[Start RECORD EXCERPTS]
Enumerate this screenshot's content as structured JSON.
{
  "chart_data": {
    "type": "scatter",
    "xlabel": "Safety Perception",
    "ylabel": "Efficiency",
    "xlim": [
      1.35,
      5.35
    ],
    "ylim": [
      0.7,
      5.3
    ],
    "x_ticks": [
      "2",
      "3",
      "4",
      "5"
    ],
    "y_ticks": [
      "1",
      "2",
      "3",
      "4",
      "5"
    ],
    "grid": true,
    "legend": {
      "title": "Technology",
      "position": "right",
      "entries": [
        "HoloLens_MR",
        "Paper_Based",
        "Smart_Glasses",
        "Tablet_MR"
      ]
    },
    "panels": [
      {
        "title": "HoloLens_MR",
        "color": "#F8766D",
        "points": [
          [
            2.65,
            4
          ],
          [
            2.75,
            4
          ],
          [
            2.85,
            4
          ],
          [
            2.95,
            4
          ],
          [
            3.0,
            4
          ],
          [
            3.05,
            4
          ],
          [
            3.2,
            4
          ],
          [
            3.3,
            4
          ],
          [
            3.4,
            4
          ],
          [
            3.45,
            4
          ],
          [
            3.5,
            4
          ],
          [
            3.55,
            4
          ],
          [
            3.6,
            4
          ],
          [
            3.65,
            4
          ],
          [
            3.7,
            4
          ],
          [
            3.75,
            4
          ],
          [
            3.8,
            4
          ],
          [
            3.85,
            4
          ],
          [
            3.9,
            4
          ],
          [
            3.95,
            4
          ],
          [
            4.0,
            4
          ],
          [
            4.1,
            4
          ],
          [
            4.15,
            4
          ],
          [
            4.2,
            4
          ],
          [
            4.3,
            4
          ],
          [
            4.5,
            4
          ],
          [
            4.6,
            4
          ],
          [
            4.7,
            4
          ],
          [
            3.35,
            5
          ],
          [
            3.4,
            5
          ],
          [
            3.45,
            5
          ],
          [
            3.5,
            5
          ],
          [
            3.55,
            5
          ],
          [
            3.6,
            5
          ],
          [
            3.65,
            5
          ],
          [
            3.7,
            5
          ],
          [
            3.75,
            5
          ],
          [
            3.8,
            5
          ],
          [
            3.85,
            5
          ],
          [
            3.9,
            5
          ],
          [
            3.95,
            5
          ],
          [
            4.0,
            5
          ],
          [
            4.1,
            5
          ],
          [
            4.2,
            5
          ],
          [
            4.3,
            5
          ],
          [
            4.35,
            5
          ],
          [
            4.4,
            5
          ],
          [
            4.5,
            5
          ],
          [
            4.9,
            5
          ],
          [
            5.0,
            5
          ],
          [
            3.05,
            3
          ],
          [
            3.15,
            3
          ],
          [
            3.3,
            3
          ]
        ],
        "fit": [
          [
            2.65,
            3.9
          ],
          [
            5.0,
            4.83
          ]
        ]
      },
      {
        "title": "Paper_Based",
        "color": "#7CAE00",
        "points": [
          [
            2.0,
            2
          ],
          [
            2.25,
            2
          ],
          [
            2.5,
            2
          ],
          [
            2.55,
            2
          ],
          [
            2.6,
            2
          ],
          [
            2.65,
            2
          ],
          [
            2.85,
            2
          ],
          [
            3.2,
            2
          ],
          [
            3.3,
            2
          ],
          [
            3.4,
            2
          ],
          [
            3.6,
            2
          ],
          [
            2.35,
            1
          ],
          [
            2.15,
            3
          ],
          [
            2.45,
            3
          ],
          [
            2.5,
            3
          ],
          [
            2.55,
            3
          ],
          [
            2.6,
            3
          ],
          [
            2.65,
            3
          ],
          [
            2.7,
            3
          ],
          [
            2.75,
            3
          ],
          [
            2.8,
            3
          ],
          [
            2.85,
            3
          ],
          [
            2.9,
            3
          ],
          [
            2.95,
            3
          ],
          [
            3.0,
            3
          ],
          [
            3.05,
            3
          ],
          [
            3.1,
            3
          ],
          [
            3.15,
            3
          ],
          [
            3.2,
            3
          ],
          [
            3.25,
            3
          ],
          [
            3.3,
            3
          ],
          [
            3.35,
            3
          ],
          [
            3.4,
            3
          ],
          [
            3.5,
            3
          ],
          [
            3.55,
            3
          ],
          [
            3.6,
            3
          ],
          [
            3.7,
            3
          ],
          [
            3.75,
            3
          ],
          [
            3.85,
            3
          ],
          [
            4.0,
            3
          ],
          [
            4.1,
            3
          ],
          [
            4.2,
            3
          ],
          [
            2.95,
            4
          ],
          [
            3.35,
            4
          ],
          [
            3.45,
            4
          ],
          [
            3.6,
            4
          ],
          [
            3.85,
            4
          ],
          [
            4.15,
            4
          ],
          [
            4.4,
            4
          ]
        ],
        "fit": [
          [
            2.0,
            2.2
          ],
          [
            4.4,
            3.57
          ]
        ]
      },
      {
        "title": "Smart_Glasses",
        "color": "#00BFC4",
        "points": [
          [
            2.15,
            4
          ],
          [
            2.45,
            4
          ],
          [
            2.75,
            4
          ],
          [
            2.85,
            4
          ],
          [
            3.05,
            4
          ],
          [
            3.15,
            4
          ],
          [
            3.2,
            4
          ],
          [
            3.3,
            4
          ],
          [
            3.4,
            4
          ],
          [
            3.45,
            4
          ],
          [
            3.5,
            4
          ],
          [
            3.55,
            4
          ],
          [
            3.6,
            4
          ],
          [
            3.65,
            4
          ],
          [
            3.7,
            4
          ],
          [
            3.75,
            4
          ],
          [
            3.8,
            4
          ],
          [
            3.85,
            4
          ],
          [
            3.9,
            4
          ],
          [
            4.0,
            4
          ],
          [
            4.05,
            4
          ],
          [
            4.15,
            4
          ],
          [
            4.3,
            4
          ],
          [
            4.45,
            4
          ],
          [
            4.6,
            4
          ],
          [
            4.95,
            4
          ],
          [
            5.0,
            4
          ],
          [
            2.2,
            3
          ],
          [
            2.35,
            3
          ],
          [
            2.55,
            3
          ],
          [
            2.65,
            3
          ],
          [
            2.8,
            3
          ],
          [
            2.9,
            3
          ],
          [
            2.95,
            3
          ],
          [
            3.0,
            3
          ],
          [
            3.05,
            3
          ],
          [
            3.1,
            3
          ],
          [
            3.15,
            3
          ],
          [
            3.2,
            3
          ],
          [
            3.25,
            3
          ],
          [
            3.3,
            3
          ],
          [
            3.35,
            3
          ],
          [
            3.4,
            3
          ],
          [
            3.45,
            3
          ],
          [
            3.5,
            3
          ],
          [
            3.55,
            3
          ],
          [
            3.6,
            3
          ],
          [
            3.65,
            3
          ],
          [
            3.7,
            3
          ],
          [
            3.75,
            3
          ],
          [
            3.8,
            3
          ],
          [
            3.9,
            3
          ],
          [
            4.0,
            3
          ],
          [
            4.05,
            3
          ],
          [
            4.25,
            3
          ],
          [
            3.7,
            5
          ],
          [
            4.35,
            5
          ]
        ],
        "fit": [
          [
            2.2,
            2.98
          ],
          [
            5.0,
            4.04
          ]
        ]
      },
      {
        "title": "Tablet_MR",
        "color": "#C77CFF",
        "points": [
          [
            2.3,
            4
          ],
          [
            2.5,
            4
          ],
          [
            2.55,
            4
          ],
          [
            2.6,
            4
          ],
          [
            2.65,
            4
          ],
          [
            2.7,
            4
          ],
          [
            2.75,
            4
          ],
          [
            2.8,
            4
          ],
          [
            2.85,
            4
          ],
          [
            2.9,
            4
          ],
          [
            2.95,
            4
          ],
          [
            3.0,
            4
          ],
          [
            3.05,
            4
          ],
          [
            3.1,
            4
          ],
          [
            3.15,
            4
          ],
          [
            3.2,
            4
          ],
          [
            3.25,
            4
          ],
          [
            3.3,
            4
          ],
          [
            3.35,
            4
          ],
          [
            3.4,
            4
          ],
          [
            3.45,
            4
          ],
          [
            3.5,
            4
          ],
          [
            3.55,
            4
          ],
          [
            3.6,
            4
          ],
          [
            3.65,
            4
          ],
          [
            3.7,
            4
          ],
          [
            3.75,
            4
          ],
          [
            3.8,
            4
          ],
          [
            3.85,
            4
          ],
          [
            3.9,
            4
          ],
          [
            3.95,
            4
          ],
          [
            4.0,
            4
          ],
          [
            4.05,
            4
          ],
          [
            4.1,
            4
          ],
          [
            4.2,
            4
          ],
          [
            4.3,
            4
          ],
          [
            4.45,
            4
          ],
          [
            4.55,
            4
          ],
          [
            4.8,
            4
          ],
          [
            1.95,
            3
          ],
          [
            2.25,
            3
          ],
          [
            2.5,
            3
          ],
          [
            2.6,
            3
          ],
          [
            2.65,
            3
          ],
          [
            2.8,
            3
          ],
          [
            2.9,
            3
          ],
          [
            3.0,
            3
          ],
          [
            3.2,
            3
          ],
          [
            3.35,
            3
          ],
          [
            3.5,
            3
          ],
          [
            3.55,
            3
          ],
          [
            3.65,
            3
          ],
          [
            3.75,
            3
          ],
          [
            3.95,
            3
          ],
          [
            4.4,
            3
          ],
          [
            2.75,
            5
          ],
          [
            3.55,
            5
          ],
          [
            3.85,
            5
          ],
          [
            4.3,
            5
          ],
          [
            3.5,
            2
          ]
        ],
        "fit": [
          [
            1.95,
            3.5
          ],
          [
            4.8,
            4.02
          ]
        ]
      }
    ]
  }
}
[End RECORD EXCERPTS]
Each line that has the word "color" counts once. How many such lines are in the data? Give the number alone.

4